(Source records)
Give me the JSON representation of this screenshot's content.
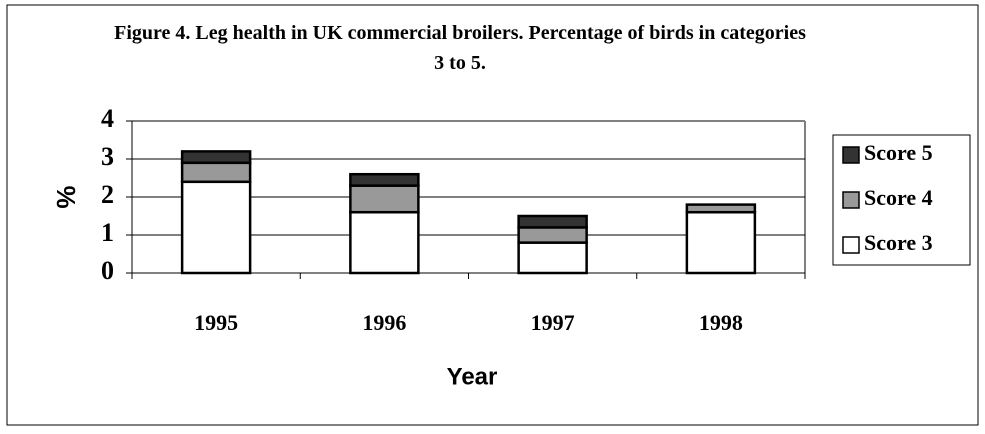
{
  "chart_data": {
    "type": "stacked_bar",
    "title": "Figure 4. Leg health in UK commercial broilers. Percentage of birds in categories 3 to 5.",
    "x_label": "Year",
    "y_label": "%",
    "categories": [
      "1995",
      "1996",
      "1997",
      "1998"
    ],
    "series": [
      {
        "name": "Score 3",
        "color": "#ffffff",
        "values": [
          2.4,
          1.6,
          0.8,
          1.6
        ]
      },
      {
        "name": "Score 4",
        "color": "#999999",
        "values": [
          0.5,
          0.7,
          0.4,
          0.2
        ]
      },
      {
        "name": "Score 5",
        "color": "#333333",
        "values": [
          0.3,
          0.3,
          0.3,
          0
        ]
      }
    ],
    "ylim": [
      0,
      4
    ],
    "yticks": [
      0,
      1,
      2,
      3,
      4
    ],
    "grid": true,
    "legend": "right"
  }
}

...

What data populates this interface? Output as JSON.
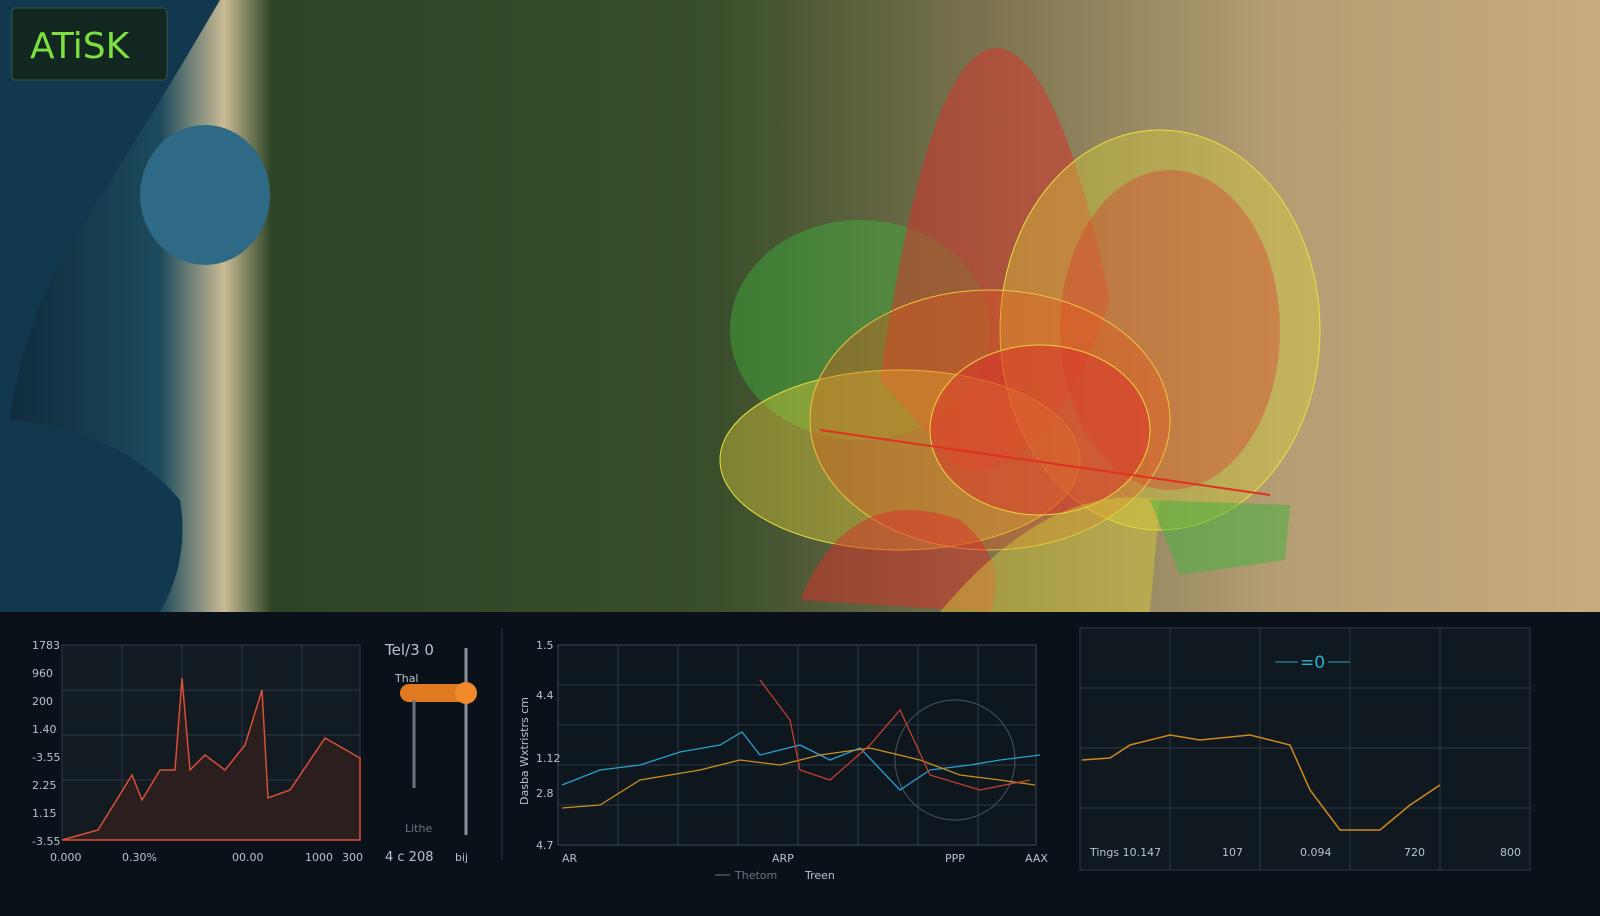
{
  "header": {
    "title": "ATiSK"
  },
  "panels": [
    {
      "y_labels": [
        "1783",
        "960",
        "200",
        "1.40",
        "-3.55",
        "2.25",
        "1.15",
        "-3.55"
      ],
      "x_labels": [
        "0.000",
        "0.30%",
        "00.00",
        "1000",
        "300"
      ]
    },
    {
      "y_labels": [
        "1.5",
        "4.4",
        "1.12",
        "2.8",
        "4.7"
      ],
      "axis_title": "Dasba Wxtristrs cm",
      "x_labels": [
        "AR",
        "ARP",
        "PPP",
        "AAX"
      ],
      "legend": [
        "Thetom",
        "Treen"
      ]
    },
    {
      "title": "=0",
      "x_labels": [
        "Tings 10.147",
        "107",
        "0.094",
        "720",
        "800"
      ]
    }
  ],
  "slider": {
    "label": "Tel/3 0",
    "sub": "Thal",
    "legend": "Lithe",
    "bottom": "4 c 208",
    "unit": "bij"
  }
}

- **Exercise brief**
Check each line of the records above for "name", and copy those that have it.

- **Completed task**
        "name": "Score 3",
        "name": "Score 4",
        "name": "Score 5",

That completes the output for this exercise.